== Work to complete ==
From the listing below, pull out every line where the string "Certificate" appears.

== Records for this exercise ==

§

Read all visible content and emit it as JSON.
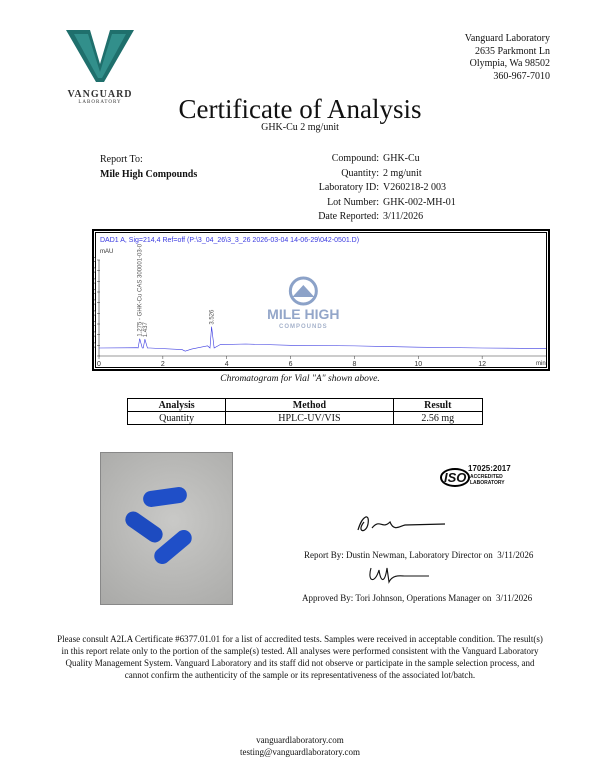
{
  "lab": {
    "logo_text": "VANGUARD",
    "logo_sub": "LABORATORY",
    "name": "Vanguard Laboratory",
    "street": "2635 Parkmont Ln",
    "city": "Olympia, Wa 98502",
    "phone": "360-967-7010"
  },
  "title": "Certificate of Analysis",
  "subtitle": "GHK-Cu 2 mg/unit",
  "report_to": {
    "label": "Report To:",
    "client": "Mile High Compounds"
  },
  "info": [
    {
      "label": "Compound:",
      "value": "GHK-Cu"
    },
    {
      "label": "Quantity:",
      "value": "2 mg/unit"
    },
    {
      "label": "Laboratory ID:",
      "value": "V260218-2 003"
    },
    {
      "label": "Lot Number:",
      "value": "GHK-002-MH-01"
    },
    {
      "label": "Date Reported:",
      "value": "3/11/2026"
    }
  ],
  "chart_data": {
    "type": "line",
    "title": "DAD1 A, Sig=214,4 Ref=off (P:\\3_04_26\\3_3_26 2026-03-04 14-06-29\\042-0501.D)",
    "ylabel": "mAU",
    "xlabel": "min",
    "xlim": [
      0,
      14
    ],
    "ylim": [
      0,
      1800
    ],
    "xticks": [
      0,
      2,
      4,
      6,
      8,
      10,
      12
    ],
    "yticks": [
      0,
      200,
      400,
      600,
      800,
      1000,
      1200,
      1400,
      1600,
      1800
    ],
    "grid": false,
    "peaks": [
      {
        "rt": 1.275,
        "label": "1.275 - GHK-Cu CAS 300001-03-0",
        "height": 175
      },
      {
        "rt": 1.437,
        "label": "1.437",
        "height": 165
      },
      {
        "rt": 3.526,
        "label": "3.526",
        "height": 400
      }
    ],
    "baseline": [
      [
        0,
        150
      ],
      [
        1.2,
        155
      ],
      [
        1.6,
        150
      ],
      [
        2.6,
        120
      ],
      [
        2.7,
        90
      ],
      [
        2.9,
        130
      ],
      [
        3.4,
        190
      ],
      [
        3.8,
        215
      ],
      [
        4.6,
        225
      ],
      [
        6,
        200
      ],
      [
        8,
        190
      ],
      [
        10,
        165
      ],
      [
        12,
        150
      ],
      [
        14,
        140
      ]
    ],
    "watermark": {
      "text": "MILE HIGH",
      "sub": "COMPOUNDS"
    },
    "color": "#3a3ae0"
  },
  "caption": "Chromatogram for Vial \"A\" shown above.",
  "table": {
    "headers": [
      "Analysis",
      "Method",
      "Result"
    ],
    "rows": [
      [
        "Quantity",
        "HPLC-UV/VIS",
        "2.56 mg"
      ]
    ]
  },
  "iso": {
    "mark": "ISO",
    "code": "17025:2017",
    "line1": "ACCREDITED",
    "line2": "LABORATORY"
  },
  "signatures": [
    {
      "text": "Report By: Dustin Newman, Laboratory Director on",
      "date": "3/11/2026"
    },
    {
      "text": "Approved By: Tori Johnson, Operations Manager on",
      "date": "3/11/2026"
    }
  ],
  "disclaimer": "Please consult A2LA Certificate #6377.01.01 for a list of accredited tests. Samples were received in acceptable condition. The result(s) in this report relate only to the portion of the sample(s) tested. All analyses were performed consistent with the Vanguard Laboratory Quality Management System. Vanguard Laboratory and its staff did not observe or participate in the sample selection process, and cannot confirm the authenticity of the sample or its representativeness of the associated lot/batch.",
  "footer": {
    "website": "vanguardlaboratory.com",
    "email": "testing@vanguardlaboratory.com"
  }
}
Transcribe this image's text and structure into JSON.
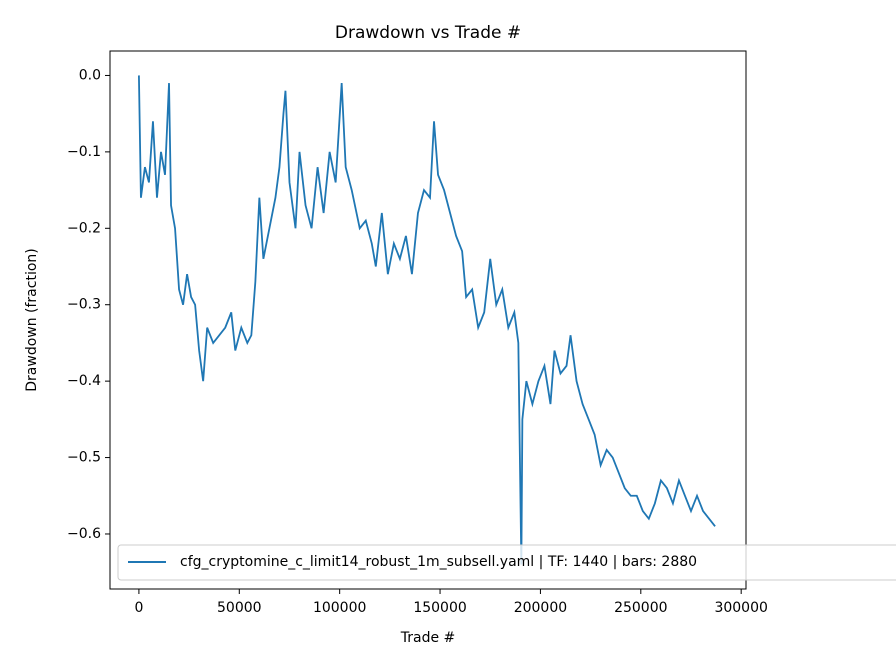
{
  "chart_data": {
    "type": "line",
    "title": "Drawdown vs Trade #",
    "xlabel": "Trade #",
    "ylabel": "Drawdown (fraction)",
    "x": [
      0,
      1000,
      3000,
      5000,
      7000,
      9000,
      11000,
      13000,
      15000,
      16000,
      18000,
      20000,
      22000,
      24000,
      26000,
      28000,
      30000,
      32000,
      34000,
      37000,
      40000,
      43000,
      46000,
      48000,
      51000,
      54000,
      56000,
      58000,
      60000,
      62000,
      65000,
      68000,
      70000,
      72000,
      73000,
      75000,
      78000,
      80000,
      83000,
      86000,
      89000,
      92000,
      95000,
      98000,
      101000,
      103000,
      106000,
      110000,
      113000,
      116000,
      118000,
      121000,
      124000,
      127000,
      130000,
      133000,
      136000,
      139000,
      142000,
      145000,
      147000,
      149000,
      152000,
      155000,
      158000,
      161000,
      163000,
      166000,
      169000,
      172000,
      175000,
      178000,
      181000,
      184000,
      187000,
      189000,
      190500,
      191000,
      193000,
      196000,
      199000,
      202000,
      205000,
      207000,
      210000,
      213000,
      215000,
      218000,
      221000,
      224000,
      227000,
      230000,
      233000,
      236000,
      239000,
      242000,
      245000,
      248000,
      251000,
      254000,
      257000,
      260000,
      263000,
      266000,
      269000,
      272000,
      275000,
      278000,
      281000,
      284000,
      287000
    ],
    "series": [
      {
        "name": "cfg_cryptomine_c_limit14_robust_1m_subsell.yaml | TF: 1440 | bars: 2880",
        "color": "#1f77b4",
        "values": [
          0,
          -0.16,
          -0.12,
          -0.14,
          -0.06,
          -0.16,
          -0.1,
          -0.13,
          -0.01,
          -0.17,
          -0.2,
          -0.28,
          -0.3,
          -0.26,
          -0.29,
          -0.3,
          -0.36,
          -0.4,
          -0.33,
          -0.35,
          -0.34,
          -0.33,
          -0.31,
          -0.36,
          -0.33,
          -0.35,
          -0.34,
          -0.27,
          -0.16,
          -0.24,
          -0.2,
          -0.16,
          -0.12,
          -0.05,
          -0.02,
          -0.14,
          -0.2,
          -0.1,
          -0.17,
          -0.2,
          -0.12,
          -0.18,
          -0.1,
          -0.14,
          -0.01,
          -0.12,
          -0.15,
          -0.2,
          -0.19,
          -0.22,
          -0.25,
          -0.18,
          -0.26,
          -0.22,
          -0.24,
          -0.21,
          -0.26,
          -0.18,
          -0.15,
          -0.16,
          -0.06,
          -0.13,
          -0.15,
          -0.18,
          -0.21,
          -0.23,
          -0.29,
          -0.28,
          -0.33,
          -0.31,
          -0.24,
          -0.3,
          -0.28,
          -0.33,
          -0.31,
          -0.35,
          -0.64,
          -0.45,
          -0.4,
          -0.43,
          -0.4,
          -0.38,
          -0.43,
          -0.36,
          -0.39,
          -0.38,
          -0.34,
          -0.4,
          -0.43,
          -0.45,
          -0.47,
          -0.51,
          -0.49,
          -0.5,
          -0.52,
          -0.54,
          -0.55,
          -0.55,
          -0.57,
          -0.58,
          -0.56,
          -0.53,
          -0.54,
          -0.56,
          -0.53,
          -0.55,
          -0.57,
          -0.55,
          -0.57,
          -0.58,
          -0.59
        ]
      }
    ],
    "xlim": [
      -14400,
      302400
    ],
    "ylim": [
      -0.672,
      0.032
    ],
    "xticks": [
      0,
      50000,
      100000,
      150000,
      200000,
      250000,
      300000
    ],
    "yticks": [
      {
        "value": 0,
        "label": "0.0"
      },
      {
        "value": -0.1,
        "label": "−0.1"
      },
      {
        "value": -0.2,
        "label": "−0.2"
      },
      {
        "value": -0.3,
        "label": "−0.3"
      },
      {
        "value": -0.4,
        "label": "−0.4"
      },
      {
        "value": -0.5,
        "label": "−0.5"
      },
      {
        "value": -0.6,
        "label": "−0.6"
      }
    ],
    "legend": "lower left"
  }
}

§

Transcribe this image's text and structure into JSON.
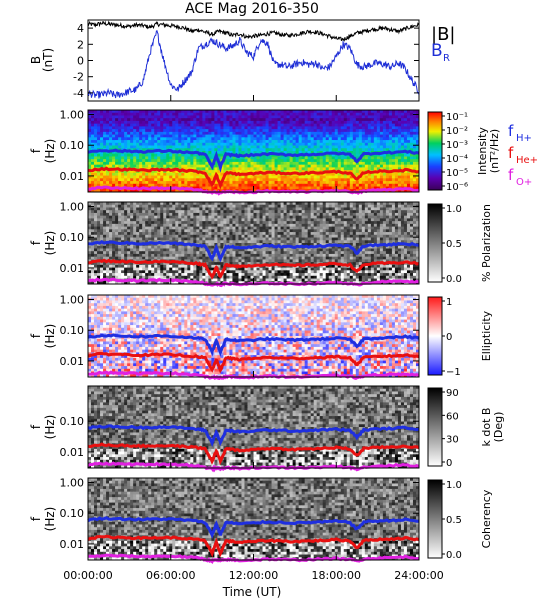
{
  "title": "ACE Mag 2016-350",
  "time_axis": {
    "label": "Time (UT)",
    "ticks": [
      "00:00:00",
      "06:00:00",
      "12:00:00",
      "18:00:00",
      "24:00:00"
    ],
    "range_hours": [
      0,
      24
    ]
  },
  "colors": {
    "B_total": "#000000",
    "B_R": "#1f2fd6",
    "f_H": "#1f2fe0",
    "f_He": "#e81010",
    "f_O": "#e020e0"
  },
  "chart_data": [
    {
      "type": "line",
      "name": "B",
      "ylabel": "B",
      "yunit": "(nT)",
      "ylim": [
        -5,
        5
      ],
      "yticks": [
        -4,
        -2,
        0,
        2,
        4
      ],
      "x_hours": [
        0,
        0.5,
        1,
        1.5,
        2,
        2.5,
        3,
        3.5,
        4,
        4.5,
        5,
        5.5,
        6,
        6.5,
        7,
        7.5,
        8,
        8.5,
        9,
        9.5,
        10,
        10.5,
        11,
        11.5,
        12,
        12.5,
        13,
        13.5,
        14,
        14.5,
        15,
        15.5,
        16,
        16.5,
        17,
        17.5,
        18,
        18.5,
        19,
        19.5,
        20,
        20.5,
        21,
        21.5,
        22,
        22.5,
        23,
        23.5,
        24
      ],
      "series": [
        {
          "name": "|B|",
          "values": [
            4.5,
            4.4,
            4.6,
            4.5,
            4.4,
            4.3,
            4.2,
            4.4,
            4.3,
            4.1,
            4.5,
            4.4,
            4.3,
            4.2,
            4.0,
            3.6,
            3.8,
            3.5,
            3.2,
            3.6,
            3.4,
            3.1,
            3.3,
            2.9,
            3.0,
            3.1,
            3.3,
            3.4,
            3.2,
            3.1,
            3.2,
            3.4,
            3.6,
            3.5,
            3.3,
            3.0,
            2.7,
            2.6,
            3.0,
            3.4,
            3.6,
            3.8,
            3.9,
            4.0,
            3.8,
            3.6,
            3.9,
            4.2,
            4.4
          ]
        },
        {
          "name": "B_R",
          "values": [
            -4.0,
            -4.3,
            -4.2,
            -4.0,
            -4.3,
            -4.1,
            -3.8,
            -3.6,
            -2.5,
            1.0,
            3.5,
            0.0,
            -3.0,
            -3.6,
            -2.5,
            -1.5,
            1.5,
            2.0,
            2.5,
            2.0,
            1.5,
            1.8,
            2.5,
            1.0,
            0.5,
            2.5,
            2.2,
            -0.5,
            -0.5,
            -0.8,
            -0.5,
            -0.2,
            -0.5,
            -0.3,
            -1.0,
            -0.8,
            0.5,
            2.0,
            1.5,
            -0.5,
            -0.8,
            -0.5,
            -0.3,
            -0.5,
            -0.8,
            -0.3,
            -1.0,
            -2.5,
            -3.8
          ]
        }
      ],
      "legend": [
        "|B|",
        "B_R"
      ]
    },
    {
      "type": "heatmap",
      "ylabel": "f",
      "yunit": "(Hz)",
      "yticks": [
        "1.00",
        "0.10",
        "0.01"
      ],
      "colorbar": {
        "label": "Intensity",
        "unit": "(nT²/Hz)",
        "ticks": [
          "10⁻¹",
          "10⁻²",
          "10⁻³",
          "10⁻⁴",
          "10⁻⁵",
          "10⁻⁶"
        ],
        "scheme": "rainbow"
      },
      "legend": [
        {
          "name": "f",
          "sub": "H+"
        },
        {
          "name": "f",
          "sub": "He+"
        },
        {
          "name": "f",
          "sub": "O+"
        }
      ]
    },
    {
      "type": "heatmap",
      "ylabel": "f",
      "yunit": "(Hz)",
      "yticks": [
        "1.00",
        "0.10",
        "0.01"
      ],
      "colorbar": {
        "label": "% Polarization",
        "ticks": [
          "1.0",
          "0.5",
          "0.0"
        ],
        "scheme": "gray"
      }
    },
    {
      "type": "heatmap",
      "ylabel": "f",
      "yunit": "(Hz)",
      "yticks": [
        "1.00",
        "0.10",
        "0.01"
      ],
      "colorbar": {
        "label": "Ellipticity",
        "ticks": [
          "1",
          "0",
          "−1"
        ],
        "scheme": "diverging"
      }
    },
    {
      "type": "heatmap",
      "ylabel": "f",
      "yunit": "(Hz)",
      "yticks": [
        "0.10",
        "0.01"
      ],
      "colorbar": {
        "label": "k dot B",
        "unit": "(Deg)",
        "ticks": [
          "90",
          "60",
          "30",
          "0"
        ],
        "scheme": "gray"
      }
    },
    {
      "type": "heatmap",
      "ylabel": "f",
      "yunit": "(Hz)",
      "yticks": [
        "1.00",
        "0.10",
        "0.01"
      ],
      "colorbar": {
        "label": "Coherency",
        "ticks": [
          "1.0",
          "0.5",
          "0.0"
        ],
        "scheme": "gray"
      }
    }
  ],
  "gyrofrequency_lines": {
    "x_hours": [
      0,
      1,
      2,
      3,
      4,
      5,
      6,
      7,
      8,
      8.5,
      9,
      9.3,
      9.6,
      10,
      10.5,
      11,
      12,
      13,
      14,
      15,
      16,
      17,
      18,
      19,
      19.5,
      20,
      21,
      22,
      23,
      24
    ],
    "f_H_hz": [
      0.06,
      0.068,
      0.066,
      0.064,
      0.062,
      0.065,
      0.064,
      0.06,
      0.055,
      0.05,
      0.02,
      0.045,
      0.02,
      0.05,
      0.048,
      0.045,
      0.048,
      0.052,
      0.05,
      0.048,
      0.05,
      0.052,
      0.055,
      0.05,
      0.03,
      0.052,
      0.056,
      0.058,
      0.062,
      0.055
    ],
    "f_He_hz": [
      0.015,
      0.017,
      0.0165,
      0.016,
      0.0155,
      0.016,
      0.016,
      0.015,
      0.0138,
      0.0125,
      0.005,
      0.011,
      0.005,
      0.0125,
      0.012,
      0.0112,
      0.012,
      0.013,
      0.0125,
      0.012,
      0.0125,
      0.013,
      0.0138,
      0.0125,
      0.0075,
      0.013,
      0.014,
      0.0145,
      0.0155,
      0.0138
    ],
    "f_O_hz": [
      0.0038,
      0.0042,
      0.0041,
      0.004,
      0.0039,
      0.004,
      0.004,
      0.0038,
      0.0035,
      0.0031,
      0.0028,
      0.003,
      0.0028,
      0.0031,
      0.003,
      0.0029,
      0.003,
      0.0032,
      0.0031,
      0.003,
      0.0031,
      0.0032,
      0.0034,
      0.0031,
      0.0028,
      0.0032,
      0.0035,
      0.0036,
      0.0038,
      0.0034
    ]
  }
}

§

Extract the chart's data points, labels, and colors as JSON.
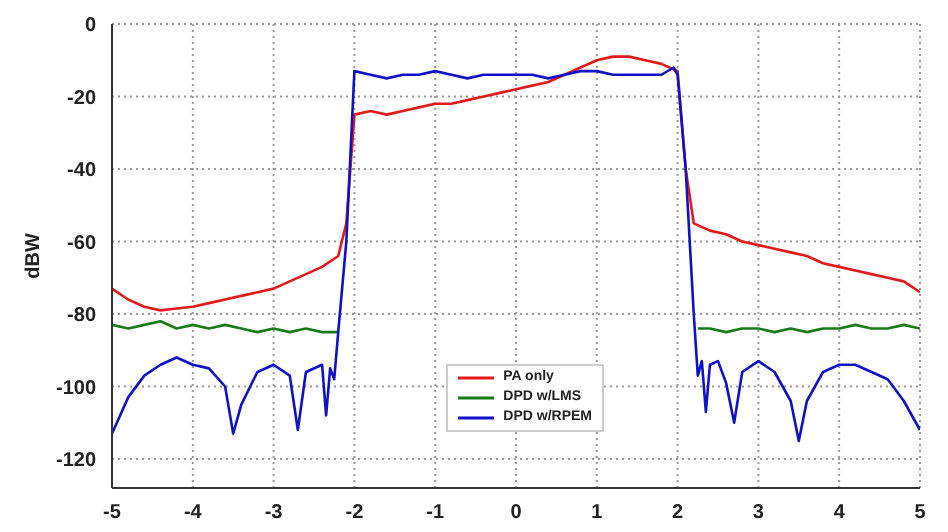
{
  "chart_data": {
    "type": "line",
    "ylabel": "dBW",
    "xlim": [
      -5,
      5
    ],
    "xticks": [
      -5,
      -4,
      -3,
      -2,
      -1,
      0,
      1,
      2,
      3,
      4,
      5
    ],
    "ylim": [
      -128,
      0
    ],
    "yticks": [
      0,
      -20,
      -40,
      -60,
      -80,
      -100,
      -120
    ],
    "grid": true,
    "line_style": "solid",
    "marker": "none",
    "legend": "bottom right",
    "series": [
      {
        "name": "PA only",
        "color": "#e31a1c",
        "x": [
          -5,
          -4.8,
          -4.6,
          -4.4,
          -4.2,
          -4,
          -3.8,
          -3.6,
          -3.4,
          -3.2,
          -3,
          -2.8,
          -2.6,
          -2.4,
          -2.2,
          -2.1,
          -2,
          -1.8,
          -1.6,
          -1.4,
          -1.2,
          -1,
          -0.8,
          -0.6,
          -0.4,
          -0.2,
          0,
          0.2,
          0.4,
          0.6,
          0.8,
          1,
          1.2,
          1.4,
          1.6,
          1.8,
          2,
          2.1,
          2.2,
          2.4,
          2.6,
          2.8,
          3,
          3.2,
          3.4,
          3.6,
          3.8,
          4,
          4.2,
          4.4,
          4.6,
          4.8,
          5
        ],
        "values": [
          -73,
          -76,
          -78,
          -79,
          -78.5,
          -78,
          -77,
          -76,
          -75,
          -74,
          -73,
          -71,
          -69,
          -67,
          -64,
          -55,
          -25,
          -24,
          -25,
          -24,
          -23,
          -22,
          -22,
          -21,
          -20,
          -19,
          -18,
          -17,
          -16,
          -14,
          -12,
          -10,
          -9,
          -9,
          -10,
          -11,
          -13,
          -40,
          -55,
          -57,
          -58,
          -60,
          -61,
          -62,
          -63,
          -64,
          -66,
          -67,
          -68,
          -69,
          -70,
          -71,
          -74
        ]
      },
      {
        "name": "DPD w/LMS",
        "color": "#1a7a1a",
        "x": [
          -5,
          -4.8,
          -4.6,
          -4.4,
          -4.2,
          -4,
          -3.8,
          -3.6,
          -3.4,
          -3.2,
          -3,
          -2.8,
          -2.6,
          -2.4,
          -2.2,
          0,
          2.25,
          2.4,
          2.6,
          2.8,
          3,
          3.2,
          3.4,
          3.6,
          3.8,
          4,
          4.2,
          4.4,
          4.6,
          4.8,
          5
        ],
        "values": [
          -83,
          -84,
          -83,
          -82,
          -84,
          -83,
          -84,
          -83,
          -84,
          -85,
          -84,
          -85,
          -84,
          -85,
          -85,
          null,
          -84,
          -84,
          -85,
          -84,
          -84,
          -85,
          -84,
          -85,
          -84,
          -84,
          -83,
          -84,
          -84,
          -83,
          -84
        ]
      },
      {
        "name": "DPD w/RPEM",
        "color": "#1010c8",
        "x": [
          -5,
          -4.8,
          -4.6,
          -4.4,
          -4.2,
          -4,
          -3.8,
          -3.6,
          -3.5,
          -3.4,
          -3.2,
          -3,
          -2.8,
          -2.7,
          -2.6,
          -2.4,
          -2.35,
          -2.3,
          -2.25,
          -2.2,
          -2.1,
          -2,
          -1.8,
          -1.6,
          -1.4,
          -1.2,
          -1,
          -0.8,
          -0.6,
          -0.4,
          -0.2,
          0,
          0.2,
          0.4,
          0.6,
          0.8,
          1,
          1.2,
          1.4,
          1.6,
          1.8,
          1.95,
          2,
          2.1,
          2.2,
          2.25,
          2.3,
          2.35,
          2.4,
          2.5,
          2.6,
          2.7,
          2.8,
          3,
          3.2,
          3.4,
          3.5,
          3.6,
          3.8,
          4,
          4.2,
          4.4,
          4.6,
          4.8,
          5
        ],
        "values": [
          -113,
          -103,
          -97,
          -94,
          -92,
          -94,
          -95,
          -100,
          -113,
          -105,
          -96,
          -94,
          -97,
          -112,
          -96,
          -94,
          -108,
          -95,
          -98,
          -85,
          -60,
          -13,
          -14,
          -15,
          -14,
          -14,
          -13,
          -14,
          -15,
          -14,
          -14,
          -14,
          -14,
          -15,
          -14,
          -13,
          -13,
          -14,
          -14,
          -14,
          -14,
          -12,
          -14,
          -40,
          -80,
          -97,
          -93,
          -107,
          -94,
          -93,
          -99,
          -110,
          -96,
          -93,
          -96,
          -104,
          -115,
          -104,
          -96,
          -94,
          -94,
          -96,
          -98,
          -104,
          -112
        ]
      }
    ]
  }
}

§

== Solution to this exercise ==
  "title": "Certificate of Analysis",
  "disclaimer": "Please consult A2LA Certificate #6377.01.01 for a list of accredited tests. Samples were received in acceptable condition. The result(s) in this report relate only to the portion of the sample(s) tested. All analyses were performed consistent with the Vanguard Laboratory Quality Management System. Vanguard Laboratory and its staff did not observe or participate in the sample selection process, and cannot confirm the authenticity of the sample or its representativeness of the associated lot/batch.",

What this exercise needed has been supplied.